Exercise details
For this exercise, repeat all of the material verbatim apart from its images.

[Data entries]
** begin **
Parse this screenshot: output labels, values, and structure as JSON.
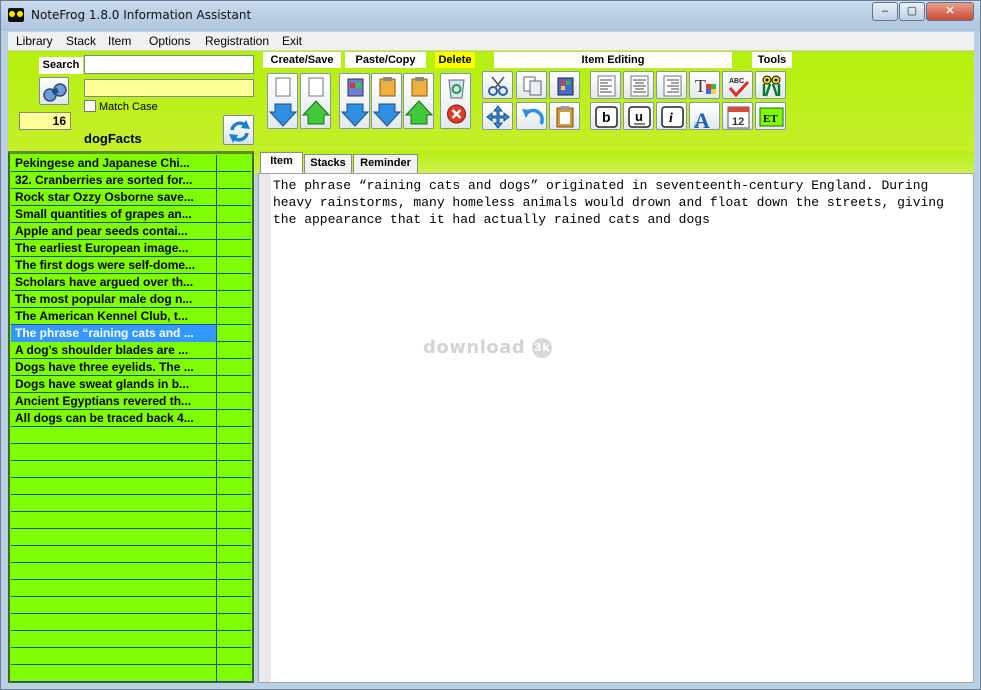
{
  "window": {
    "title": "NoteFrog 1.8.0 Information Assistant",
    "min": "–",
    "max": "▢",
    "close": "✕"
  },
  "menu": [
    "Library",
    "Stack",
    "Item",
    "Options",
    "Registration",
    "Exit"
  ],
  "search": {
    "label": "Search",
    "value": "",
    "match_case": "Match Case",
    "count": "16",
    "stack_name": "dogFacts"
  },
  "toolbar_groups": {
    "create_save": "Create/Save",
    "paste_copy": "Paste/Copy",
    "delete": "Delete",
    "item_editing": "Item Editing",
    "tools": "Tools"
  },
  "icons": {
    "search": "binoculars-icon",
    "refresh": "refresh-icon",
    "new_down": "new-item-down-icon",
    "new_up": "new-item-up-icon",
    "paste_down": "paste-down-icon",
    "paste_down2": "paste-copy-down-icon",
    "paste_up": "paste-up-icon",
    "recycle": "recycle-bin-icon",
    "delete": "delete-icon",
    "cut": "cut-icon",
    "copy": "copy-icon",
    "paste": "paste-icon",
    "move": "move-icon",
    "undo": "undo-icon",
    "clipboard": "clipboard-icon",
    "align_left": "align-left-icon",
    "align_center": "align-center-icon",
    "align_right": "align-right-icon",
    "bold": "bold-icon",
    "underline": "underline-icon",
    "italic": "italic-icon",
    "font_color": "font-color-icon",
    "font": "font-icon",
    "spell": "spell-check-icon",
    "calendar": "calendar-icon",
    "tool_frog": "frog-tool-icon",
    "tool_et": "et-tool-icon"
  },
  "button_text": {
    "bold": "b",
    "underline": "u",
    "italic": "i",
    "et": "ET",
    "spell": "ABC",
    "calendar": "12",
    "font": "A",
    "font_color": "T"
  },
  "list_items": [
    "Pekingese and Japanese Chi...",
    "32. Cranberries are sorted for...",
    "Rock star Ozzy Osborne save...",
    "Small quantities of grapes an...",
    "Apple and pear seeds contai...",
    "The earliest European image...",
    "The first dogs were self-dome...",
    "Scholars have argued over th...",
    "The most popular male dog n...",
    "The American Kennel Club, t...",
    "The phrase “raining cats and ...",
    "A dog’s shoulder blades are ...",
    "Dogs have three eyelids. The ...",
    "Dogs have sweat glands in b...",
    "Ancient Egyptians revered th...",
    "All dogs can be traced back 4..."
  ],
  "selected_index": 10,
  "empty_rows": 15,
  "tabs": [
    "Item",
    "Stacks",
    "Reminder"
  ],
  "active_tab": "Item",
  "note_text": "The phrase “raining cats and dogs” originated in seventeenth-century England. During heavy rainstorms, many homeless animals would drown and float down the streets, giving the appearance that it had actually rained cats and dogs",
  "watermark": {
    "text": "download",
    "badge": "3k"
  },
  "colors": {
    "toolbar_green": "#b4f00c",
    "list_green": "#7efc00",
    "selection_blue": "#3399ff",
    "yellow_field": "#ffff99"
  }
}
** end **
Exercise result
Parse this screenshot: output labels, values, and structure as JSON.
{
  "window": {
    "title": "NoteFrog 1.8.0 Information Assistant",
    "min": "–",
    "max": "▢",
    "close": "✕"
  },
  "menu": [
    "Library",
    "Stack",
    "Item",
    "Options",
    "Registration",
    "Exit"
  ],
  "search": {
    "label": "Search",
    "value": "",
    "match_case": "Match Case",
    "count": "16",
    "stack_name": "dogFacts"
  },
  "toolbar_groups": {
    "create_save": "Create/Save",
    "paste_copy": "Paste/Copy",
    "delete": "Delete",
    "item_editing": "Item Editing",
    "tools": "Tools"
  },
  "icons": {
    "search": "binoculars-icon",
    "refresh": "refresh-icon",
    "new_down": "new-item-down-icon",
    "new_up": "new-item-up-icon",
    "paste_down": "paste-down-icon",
    "paste_down2": "paste-copy-down-icon",
    "paste_up": "paste-up-icon",
    "recycle": "recycle-bin-icon",
    "delete": "delete-icon",
    "cut": "cut-icon",
    "copy": "copy-icon",
    "paste": "paste-icon",
    "move": "move-icon",
    "undo": "undo-icon",
    "clipboard": "clipboard-icon",
    "align_left": "align-left-icon",
    "align_center": "align-center-icon",
    "align_right": "align-right-icon",
    "bold": "bold-icon",
    "underline": "underline-icon",
    "italic": "italic-icon",
    "font_color": "font-color-icon",
    "font": "font-icon",
    "spell": "spell-check-icon",
    "calendar": "calendar-icon",
    "tool_frog": "frog-tool-icon",
    "tool_et": "et-tool-icon"
  },
  "button_text": {
    "bold": "b",
    "underline": "u",
    "italic": "i",
    "et": "ET",
    "spell": "ABC",
    "calendar": "12",
    "font": "A",
    "font_color": "T"
  },
  "list_items": [
    "Pekingese and Japanese Chi...",
    "32. Cranberries are sorted for...",
    "Rock star Ozzy Osborne save...",
    "Small quantities of grapes an...",
    "Apple and pear seeds contai...",
    "The earliest European image...",
    "The first dogs were self-dome...",
    "Scholars have argued over th...",
    "The most popular male dog n...",
    "The American Kennel Club, t...",
    "The phrase “raining cats and ...",
    "A dog’s shoulder blades are ...",
    "Dogs have three eyelids. The ...",
    "Dogs have sweat glands in b...",
    "Ancient Egyptians revered th...",
    "All dogs can be traced back 4..."
  ],
  "selected_index": 10,
  "empty_rows": 15,
  "tabs": [
    "Item",
    "Stacks",
    "Reminder"
  ],
  "active_tab": "Item",
  "note_text": "The phrase “raining cats and dogs” originated in seventeenth-century England. During heavy rainstorms, many homeless animals would drown and float down the streets, giving the appearance that it had actually rained cats and dogs",
  "watermark": {
    "text": "download",
    "badge": "3k"
  },
  "colors": {
    "toolbar_green": "#b4f00c",
    "list_green": "#7efc00",
    "selection_blue": "#3399ff",
    "yellow_field": "#ffff99"
  }
}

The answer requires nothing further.